═══ TASK INPUTS
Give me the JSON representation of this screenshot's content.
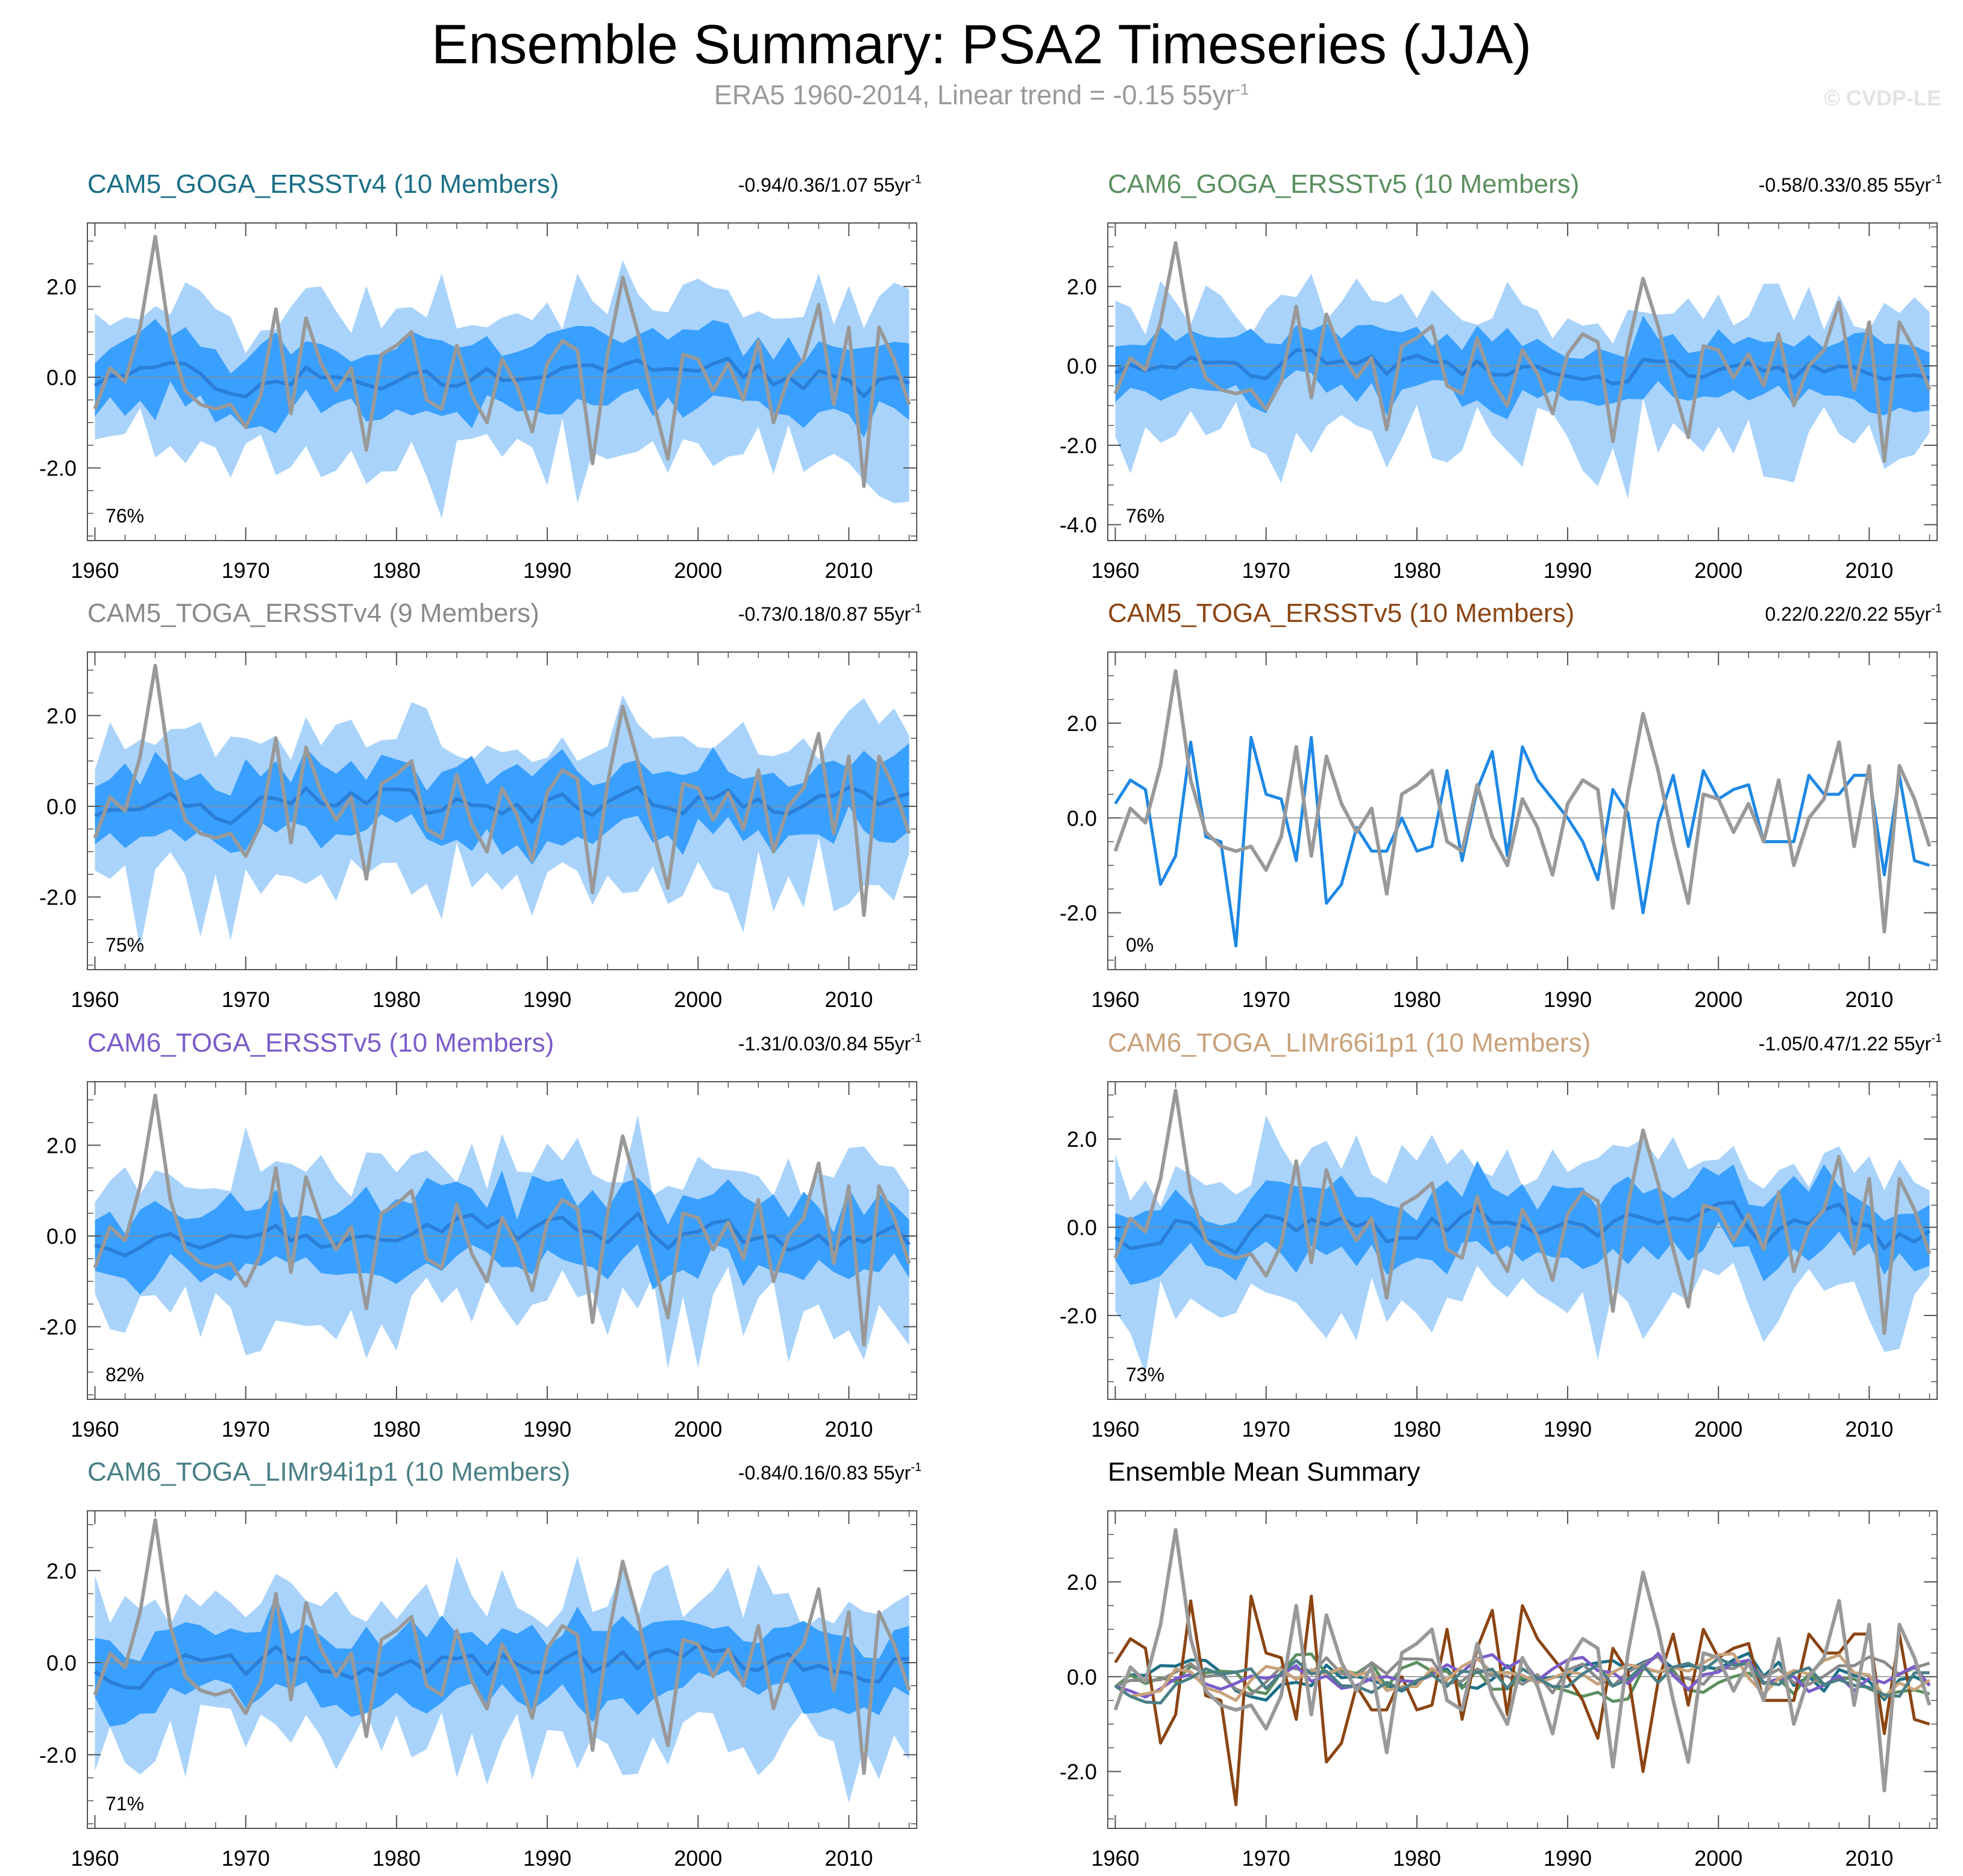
{
  "page": {
    "title": "Ensemble Summary: PSA2 Timeseries (JJA)",
    "subtitle": "ERA5 1960-2014, Linear trend = -0.15 55yr",
    "subtitle_exponent": "-1",
    "copyright": "© CVDP-LE"
  },
  "colors": {
    "obs": "#999999",
    "ens_mean": "#2a7fd8",
    "spread_inner": "#3aa0ff",
    "spread_outer": "#a9d3fb",
    "single_member": "#1e88e5"
  },
  "chart_data": [
    {
      "type": "line",
      "name": "CAM5_GOGA_ERSSTv4",
      "title": "CAM5_GOGA_ERSSTv4 (10 Members)",
      "title_color": "#1b6f86",
      "trend_text": "-0.94/0.36/1.07 55yr",
      "trend_exp": "-1",
      "percent": "76%",
      "ylim": [
        -3.6,
        3.4
      ],
      "yticks": [
        -2,
        0,
        2
      ],
      "ytick_labels": [
        "-2.0",
        "0.0",
        "2.0"
      ],
      "xlim": [
        1959.5,
        2014.5
      ],
      "xticks": [
        1960,
        1970,
        1980,
        1990,
        2000,
        2010
      ],
      "xtick_labels": [
        "1960",
        "1970",
        "1980",
        "1990",
        "2000",
        "2010"
      ],
      "seed": 11,
      "mean_amp": 0.25
    },
    {
      "type": "line",
      "name": "CAM6_GOGA_ERSSTv5",
      "title": "CAM6_GOGA_ERSSTv5 (10 Members)",
      "title_color": "#5b8f5f",
      "trend_text": "-0.58/0.33/0.85 55yr",
      "trend_exp": "-1",
      "percent": "76%",
      "ylim": [
        -4.4,
        3.6
      ],
      "yticks": [
        -4,
        -2,
        0,
        2
      ],
      "ytick_labels": [
        "-4.0",
        "-2.0",
        "0.0",
        "2.0"
      ],
      "xlim": [
        1959.5,
        2014.5
      ],
      "xticks": [
        1960,
        1970,
        1980,
        1990,
        2000,
        2010
      ],
      "xtick_labels": [
        "1960",
        "1970",
        "1980",
        "1990",
        "2000",
        "2010"
      ],
      "seed": 23,
      "mean_amp": 0.25
    },
    {
      "type": "line",
      "name": "CAM5_TOGA_ERSSTv4",
      "title": "CAM5_TOGA_ERSSTv4 (9 Members)",
      "title_color": "#8a8a8a",
      "trend_text": "-0.73/0.18/0.87 55yr",
      "trend_exp": "-1",
      "percent": "75%",
      "ylim": [
        -3.6,
        3.4
      ],
      "yticks": [
        -2,
        0,
        2
      ],
      "ytick_labels": [
        "-2.0",
        "0.0",
        "2.0"
      ],
      "xlim": [
        1959.5,
        2014.5
      ],
      "xticks": [
        1960,
        1970,
        1980,
        1990,
        2000,
        2010
      ],
      "xtick_labels": [
        "1960",
        "1970",
        "1980",
        "1990",
        "2000",
        "2010"
      ],
      "seed": 37,
      "mean_amp": 0.3
    },
    {
      "type": "line",
      "name": "CAM5_TOGA_ERSSTv5",
      "title": "CAM5_TOGA_ERSSTv5 (10 Members)",
      "title_color": "#8b4513",
      "trend_text": "0.22/0.22/0.22 55yr",
      "trend_exp": "-1",
      "percent": "0%",
      "single": true,
      "ylim": [
        -3.2,
        3.5
      ],
      "yticks": [
        -2,
        0,
        2
      ],
      "ytick_labels": [
        "-2.0",
        "0.0",
        "2.0"
      ],
      "xlim": [
        1959.5,
        2014.5
      ],
      "xticks": [
        1960,
        1970,
        1980,
        1990,
        2000,
        2010
      ],
      "xtick_labels": [
        "1960",
        "1970",
        "1980",
        "1990",
        "2000",
        "2010"
      ],
      "member_series": [
        0.3,
        0.8,
        0.6,
        -1.4,
        -0.8,
        1.6,
        -0.4,
        -0.5,
        -2.7,
        1.7,
        0.5,
        0.4,
        -0.9,
        1.7,
        -1.8,
        -1.4,
        -0.2,
        -0.7,
        -0.7,
        0.0,
        -0.7,
        -0.6,
        1.0,
        -0.9,
        0.6,
        1.4,
        -0.8,
        1.5,
        0.8,
        0.4,
        0.0,
        -0.5,
        -1.3,
        0.6,
        0.1,
        -2.0,
        -0.1,
        0.9,
        -0.6,
        1.0,
        0.4,
        0.6,
        0.7,
        -0.5,
        -0.5,
        -0.5,
        0.9,
        0.5,
        0.5,
        0.9,
        0.9,
        -1.2,
        0.9,
        -0.9,
        -1.0
      ]
    },
    {
      "type": "line",
      "name": "CAM6_TOGA_ERSSTv5",
      "title": "CAM6_TOGA_ERSSTv5 (10 Members)",
      "title_color": "#7b5cc8",
      "trend_text": "-1.31/0.03/0.84 55yr",
      "trend_exp": "-1",
      "percent": "82%",
      "ylim": [
        -3.6,
        3.4
      ],
      "yticks": [
        -2,
        0,
        2
      ],
      "ytick_labels": [
        "-2.0",
        "0.0",
        "2.0"
      ],
      "xlim": [
        1959.5,
        2014.5
      ],
      "xticks": [
        1960,
        1970,
        1980,
        1990,
        2000,
        2010
      ],
      "xtick_labels": [
        "1960",
        "1970",
        "1980",
        "1990",
        "2000",
        "2010"
      ],
      "seed": 53,
      "mean_amp": 0.3
    },
    {
      "type": "line",
      "name": "CAM6_TOGA_LIMr66i1p1",
      "title": "CAM6_TOGA_LIMr66i1p1 (10 Members)",
      "title_color": "#c8a27a",
      "trend_text": "-1.05/0.47/1.22 55yr",
      "trend_exp": "-1",
      "percent": "73%",
      "ylim": [
        -3.9,
        3.3
      ],
      "yticks": [
        -2,
        0,
        2
      ],
      "ytick_labels": [
        "-2.0",
        "0.0",
        "2.0"
      ],
      "xlim": [
        1959.5,
        2014.5
      ],
      "xticks": [
        1960,
        1970,
        1980,
        1990,
        2000,
        2010
      ],
      "xtick_labels": [
        "1960",
        "1970",
        "1980",
        "1990",
        "2000",
        "2010"
      ],
      "seed": 67,
      "mean_amp": 0.35
    },
    {
      "type": "line",
      "name": "CAM6_TOGA_LIMr94i1p1",
      "title": "CAM6_TOGA_LIMr94i1p1 (10 Members)",
      "title_color": "#4a7f86",
      "trend_text": "-0.84/0.16/0.83 55yr",
      "trend_exp": "-1",
      "percent": "71%",
      "ylim": [
        -3.6,
        3.3
      ],
      "yticks": [
        -2,
        0,
        2
      ],
      "ytick_labels": [
        "-2.0",
        "0.0",
        "2.0"
      ],
      "xlim": [
        1959.5,
        2014.5
      ],
      "xticks": [
        1960,
        1970,
        1980,
        1990,
        2000,
        2010
      ],
      "xtick_labels": [
        "1960",
        "1970",
        "1980",
        "1990",
        "2000",
        "2010"
      ],
      "seed": 79,
      "mean_amp": 0.3
    },
    {
      "type": "line",
      "name": "Ensemble Mean Summary",
      "title": "Ensemble Mean Summary",
      "title_color": "#000000",
      "summary": true,
      "ylim": [
        -3.2,
        3.5
      ],
      "yticks": [
        -2,
        0,
        2
      ],
      "ytick_labels": [
        "-2.0",
        "0.0",
        "2.0"
      ],
      "xlim": [
        1959.5,
        2014.5
      ],
      "xticks": [
        1960,
        1970,
        1980,
        1990,
        2000,
        2010
      ],
      "xtick_labels": [
        "1960",
        "1970",
        "1980",
        "1990",
        "2000",
        "2010"
      ],
      "summary_colors": [
        "#1b6f86",
        "#5b8f5f",
        "#8a8a8a",
        "#8b4513",
        "#7b5cc8",
        "#c8a27a",
        "#4a7f86"
      ]
    }
  ],
  "obs_series": {
    "start_year": 1960,
    "values": [
      -0.7,
      0.2,
      -0.1,
      1.1,
      3.1,
      0.8,
      -0.3,
      -0.6,
      -0.7,
      -0.6,
      -1.1,
      -0.4,
      1.5,
      -0.8,
      1.3,
      0.3,
      -0.3,
      0.2,
      -1.6,
      0.5,
      0.7,
      1.0,
      -0.5,
      -0.7,
      0.7,
      -0.4,
      -1.0,
      0.4,
      -0.2,
      -1.2,
      0.3,
      0.8,
      0.6,
      -1.9,
      0.5,
      2.2,
      1.0,
      -0.5,
      -1.8,
      0.5,
      0.4,
      -0.3,
      0.3,
      -0.5,
      0.8,
      -1.0,
      0.0,
      0.4,
      1.6,
      -0.6,
      1.1,
      -2.4,
      1.1,
      0.4,
      -0.6
    ]
  }
}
══════
» **YOUR TASK**: Pull out all lines from the entries above in which the word "name" appears.

» **EXERCISE SOLUTION**:
      "name": "CAM5_GOGA_ERSSTv4",
      "name": "CAM6_GOGA_ERSSTv5",
      "name": "CAM5_TOGA_ERSSTv4",
      "name": "CAM5_TOGA_ERSSTv5",
      "name": "CAM6_TOGA_ERSSTv5",
      "name": "CAM6_TOGA_LIMr66i1p1",
      "name": "CAM6_TOGA_LIMr94i1p1",
      "name": "Ensemble Mean Summary",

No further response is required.